WHAT THE TASK ASKS:
In the article on U.S. firms' second-quarter earnings, what reasons are companies citing for why their earnings will fall short?

[[ DOCUMENT SECTION, beginning ]]

U.S. Firms Report Lackluster Q2

NEW YORK -- It is beginning to feel like the gods are frowning on U.S. businesses. Companies are citing war, disease and bad weather as reasons why their second-quarter earnings will fall short.

But investors and stock market strategists are not convinced that a plague has hit Wall Street, though some question whether optimism for an economic recovery came too soon.

In a climate of closer shareholder scrutiny, companies may just be using the elements and world events as excuses for their own mistakes.

"They tend to put the blame for earnings disappointments wherever they can," said Alan Ackerman, global market strategist at Fahnestock & Co. "But somehow management continues to remain somewhat blameless."

"Investors are beginning to lose patience with the plethora of excuses," he said. "We are in the early stages of earnings warnings, and clearly the stage appears to be set for more nervousness and concern on corporate performance."

[[ DOCUMENT SECTION, end ]]
[[ THE DATA, beginning ]]

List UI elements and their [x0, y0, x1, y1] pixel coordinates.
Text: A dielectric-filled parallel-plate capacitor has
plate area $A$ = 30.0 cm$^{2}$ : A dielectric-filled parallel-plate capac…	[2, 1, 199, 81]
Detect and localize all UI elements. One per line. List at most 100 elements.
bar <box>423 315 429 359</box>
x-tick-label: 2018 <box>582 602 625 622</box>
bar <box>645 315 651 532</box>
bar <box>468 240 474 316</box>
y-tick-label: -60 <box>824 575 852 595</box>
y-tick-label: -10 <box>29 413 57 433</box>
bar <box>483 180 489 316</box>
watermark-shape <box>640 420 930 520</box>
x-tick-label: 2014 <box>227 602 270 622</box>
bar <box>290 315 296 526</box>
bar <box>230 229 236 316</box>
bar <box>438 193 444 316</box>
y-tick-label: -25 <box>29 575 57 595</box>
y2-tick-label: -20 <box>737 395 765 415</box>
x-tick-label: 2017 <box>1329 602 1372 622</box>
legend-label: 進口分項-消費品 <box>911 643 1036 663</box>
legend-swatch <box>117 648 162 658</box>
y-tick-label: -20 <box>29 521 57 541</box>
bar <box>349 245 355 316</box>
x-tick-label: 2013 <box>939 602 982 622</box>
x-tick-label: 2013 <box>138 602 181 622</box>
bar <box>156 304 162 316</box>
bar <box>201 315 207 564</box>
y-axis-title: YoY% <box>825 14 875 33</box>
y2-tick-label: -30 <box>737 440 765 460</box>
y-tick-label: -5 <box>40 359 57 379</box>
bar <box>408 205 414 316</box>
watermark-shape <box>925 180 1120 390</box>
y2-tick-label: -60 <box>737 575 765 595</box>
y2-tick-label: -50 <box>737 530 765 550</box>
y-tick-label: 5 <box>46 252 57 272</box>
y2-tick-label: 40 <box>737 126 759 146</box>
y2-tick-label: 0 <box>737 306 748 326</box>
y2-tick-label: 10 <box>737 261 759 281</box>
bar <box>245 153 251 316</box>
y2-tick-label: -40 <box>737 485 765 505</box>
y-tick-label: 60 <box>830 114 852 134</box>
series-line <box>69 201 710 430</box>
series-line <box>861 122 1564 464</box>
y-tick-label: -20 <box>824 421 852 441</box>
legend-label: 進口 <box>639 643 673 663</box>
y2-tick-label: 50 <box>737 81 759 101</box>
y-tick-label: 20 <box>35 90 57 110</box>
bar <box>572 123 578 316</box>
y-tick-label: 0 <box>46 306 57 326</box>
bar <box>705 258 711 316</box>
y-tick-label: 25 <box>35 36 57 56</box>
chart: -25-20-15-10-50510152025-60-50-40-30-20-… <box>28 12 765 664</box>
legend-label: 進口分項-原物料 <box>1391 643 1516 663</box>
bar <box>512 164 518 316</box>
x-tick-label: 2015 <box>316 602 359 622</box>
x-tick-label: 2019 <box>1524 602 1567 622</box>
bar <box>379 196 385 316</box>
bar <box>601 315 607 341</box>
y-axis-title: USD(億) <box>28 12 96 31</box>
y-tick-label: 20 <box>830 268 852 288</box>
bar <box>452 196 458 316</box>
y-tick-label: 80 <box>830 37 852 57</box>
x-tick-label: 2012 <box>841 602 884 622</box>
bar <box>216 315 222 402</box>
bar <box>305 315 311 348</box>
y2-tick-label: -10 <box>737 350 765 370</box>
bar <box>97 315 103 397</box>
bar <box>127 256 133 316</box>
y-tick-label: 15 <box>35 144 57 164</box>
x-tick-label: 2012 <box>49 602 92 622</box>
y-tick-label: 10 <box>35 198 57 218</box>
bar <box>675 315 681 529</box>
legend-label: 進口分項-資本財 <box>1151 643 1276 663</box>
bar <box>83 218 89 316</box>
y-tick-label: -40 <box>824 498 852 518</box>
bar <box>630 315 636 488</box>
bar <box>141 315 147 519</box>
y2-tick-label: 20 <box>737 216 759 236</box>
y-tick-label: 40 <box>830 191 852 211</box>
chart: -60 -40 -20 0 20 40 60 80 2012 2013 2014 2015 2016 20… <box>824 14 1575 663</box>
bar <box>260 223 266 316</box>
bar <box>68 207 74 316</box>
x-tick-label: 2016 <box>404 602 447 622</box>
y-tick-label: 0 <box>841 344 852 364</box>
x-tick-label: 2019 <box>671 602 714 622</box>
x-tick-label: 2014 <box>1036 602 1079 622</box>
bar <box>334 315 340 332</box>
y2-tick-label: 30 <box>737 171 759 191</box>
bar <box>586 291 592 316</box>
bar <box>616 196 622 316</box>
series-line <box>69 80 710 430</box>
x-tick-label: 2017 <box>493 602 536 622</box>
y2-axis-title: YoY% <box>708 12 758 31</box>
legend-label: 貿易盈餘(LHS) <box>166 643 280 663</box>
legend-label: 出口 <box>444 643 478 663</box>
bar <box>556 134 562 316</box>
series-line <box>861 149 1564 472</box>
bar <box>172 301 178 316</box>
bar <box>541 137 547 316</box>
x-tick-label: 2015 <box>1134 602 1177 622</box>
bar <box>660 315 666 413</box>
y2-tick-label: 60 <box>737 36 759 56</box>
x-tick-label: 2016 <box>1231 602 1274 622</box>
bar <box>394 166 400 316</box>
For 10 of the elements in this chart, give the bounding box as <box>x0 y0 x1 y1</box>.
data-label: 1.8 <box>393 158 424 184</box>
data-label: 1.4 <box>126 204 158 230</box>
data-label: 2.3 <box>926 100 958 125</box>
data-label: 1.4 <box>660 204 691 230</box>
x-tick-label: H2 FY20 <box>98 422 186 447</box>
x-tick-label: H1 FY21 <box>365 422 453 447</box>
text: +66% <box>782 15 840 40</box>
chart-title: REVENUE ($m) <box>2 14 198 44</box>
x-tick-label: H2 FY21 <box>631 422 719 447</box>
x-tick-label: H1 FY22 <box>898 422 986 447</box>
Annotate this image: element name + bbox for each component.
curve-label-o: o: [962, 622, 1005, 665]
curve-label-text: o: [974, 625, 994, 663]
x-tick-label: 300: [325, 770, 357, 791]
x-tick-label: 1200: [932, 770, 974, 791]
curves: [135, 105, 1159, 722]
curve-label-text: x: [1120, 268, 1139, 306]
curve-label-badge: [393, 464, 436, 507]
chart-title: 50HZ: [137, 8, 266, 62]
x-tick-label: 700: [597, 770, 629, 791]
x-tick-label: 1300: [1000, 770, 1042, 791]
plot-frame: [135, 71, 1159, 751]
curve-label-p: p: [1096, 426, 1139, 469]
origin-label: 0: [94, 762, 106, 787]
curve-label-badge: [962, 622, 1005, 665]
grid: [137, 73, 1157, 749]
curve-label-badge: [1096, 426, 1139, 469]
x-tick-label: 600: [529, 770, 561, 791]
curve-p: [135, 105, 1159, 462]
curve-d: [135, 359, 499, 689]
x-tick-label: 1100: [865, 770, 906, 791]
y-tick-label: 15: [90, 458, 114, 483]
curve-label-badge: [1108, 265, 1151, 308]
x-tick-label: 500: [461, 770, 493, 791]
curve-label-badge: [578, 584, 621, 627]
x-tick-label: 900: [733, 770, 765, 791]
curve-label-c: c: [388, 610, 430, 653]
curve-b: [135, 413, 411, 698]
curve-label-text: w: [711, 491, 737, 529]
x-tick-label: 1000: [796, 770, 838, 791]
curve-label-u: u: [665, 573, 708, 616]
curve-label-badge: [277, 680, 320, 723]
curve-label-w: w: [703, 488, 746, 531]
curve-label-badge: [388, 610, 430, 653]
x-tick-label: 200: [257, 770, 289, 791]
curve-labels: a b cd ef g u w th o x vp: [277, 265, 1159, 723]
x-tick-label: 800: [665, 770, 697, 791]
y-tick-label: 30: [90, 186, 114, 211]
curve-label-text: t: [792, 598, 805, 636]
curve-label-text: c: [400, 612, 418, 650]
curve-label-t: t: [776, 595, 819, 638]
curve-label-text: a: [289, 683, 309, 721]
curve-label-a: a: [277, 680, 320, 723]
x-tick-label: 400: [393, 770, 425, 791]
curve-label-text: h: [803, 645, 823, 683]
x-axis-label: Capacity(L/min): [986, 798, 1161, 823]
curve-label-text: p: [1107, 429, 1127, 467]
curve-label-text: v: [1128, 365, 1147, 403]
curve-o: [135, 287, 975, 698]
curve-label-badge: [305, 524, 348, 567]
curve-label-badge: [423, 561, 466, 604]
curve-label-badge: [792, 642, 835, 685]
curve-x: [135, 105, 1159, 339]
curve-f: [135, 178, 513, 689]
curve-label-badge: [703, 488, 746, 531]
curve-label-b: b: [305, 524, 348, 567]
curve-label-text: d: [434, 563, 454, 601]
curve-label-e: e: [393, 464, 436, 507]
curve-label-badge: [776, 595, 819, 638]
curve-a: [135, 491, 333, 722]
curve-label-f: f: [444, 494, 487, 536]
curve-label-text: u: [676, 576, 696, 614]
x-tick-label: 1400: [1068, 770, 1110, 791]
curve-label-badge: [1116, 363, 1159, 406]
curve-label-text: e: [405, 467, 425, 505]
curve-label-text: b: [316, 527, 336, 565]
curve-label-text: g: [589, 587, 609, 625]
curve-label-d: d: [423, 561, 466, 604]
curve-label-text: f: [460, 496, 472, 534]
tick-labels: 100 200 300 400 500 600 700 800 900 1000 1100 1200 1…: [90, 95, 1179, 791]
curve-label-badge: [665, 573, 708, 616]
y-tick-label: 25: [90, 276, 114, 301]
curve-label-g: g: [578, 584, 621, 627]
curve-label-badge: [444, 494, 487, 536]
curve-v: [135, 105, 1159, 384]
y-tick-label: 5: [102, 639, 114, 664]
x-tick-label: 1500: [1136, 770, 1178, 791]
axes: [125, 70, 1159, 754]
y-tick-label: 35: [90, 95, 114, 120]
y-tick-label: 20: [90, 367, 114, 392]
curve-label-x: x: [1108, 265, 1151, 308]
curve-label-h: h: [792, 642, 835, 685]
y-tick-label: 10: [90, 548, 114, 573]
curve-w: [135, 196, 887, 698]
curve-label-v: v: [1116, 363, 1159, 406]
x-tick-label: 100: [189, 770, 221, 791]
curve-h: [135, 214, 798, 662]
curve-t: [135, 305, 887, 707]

[[ THE DATA, end ]]

ANSWER TO THIS TASK:
War, disease and bad weather.